(Dataset rows about figures)
***
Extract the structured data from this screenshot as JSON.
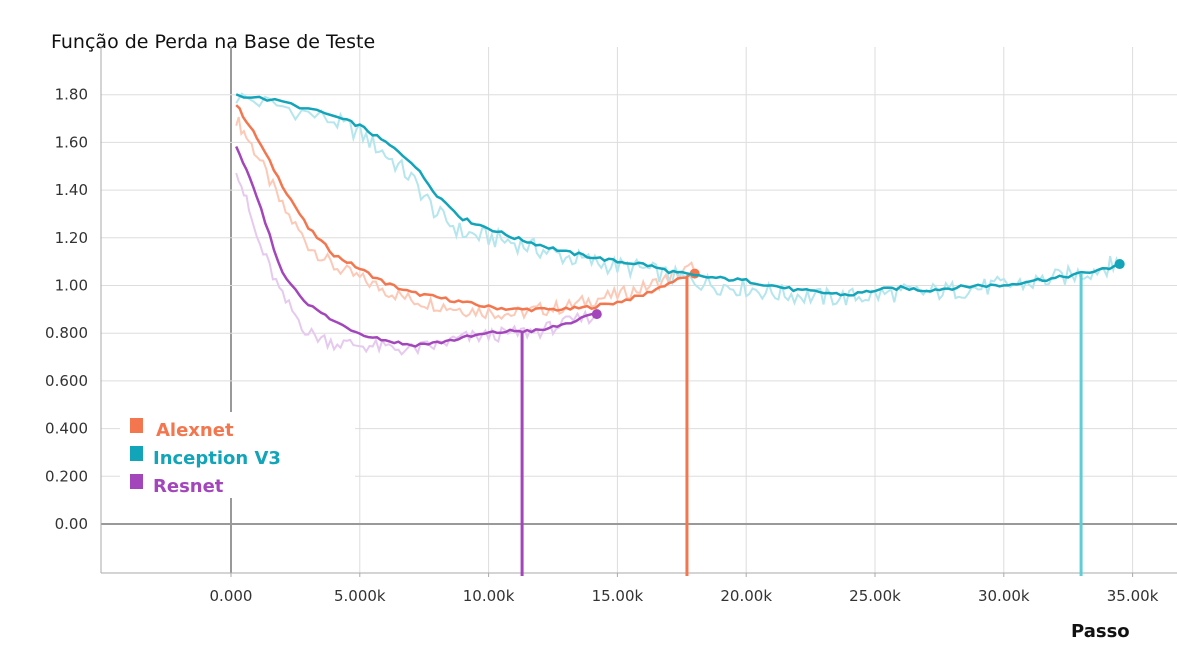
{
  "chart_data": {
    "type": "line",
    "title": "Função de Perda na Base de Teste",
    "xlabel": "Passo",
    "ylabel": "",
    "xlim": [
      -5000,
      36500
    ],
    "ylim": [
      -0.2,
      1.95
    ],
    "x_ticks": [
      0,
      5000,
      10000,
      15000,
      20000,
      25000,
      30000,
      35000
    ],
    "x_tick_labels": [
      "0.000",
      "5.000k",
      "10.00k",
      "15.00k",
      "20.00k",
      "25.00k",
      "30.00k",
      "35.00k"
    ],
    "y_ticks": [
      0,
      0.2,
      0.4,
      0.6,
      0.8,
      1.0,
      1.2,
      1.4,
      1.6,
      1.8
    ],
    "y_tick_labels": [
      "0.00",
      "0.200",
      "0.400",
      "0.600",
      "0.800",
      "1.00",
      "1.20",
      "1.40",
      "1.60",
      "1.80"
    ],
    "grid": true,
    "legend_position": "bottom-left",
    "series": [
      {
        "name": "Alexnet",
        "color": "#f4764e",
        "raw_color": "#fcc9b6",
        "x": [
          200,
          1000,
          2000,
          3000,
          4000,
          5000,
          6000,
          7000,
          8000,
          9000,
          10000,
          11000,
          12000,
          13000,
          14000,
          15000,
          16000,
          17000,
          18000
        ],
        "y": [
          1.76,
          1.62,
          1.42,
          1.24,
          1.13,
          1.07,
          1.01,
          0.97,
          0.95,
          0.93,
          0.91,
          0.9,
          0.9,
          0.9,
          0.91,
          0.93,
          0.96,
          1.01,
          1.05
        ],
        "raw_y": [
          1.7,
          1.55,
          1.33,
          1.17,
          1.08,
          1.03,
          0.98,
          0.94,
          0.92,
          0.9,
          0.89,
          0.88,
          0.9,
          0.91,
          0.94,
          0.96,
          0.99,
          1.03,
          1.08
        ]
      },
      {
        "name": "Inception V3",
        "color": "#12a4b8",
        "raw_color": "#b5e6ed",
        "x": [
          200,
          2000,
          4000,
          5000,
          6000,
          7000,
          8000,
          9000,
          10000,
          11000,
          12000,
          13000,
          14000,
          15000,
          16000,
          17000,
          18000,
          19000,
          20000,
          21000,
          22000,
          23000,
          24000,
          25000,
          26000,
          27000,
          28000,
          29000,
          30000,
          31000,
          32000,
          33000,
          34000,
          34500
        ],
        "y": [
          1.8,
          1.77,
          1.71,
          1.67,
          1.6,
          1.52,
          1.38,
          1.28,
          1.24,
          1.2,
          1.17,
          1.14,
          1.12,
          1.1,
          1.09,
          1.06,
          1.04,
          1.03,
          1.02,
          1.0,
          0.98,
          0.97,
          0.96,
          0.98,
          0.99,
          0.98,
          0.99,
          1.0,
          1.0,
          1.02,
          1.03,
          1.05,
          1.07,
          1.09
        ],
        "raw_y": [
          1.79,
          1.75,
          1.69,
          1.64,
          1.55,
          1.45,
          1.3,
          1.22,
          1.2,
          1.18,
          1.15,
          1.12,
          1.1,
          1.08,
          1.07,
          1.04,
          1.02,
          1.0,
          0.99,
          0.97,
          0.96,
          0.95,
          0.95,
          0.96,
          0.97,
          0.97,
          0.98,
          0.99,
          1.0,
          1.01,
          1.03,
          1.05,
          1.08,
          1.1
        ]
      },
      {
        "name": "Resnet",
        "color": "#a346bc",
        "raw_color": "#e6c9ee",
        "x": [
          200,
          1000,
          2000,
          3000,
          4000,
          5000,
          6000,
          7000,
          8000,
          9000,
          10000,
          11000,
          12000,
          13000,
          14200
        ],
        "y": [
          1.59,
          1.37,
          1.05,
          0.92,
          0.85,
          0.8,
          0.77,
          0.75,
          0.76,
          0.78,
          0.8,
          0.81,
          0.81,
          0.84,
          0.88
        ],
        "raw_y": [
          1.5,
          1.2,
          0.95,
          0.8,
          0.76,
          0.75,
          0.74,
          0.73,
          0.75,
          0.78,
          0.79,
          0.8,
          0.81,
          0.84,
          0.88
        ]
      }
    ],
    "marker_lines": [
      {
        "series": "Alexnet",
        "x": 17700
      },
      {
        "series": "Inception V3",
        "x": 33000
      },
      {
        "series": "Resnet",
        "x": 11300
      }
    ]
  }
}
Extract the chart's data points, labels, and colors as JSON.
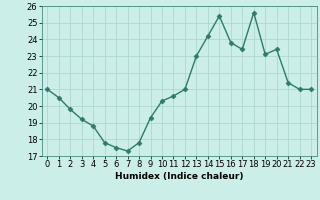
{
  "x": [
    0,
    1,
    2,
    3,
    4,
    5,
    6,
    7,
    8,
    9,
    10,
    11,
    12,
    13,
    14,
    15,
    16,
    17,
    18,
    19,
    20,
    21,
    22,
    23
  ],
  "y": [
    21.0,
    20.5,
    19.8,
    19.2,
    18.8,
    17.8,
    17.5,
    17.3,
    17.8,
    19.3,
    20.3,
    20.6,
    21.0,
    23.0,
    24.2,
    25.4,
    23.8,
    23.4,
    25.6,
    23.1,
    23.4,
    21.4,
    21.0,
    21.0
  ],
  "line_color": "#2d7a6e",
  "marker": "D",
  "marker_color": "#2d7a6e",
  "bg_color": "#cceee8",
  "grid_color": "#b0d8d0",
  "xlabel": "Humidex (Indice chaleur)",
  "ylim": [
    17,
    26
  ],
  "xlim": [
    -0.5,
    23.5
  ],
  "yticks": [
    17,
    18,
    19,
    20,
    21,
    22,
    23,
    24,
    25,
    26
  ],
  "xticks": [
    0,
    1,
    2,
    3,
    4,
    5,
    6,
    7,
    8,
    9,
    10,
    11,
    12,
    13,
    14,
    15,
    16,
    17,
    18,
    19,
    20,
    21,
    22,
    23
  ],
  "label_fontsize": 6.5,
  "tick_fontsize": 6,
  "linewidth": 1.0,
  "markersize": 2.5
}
***
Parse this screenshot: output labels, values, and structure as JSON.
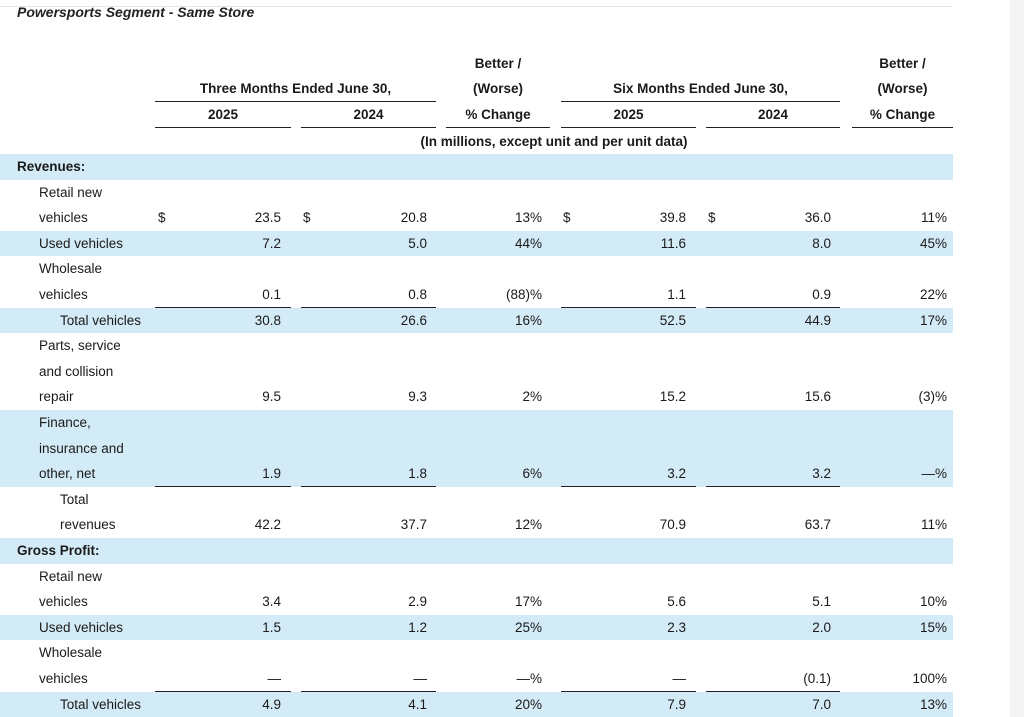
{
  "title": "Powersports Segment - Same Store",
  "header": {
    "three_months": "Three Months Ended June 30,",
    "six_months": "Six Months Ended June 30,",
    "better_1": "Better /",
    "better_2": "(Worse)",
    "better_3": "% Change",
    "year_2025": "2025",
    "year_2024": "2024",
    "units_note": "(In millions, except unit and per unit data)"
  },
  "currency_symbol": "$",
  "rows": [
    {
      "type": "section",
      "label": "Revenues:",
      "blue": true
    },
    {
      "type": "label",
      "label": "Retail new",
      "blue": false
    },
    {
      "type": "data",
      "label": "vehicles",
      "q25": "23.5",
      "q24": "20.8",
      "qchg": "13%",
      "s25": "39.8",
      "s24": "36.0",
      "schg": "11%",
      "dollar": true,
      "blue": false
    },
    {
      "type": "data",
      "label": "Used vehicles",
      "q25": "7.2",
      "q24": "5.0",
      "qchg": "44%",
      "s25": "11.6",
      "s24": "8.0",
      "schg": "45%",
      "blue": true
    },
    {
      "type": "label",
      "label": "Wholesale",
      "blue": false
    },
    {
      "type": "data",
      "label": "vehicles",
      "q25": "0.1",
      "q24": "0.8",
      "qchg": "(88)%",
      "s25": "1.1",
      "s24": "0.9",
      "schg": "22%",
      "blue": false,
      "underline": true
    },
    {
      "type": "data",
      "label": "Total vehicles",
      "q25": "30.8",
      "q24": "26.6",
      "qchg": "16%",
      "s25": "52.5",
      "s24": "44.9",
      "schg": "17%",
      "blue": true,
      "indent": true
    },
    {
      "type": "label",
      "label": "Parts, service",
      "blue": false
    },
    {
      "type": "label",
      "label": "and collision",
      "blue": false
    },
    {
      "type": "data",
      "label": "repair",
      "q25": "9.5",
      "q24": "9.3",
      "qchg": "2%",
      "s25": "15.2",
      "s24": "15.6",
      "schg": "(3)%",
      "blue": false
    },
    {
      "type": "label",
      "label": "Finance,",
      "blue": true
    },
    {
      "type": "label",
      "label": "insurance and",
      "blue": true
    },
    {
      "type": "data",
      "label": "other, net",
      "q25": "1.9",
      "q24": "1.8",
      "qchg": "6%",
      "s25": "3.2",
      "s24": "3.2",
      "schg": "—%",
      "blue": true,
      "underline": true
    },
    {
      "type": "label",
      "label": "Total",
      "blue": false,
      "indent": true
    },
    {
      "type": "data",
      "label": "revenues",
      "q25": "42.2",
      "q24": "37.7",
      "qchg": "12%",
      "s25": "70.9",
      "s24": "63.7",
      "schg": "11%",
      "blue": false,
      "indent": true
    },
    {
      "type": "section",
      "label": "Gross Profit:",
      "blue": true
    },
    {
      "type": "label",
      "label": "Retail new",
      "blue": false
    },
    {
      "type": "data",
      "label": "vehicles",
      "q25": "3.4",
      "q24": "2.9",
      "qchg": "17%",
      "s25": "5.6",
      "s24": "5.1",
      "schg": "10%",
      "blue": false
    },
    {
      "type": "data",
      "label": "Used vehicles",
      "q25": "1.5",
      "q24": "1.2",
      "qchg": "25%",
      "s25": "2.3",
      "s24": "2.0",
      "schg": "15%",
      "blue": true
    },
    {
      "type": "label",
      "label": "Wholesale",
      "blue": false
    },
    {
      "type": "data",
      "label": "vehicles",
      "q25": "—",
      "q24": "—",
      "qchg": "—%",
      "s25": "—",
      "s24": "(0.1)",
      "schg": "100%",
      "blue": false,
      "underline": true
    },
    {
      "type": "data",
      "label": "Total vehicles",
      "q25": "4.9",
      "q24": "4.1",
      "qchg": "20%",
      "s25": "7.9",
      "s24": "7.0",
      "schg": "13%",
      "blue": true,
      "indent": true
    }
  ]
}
***
• Task brief: Pull out all lines containing the word "Extract" from the entries above.

• Solved problem:
Extract the structured data from this screenshot as JSON.
Extract the chart's data points, labels, and colors as JSON.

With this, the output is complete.